**Task prompt:** Below is a set of records; restate each one word for word.

**Material for this task:**
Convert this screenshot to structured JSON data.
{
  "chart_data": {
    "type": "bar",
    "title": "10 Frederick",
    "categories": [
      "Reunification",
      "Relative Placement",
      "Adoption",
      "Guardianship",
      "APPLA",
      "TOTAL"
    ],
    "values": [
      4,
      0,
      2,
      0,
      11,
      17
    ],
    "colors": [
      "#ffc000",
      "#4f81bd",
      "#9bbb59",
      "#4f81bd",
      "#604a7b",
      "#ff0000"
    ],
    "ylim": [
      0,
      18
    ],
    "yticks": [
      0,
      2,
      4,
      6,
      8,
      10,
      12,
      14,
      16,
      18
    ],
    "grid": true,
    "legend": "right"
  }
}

**Answer to the exercise:**
Convert this screenshot to structured JSON data.
{
  "chart_data": {
    "type": "bar",
    "title": "10 Frederick",
    "categories": [
      "Reunification",
      "Relative Placement",
      "Adoption",
      "Guardianship",
      "APPLA",
      "TOTAL"
    ],
    "values": [
      4,
      0,
      2,
      0,
      11,
      17
    ],
    "colors": [
      "#ffc000",
      "#4f81bd",
      "#9bbb59",
      "#4f81bd",
      "#604a7b",
      "#ff0000"
    ],
    "ylim": [
      0,
      18
    ],
    "yticks": [
      0,
      2,
      4,
      6,
      8,
      10,
      12,
      14,
      16,
      18
    ],
    "grid": true,
    "legend": "right"
  }
}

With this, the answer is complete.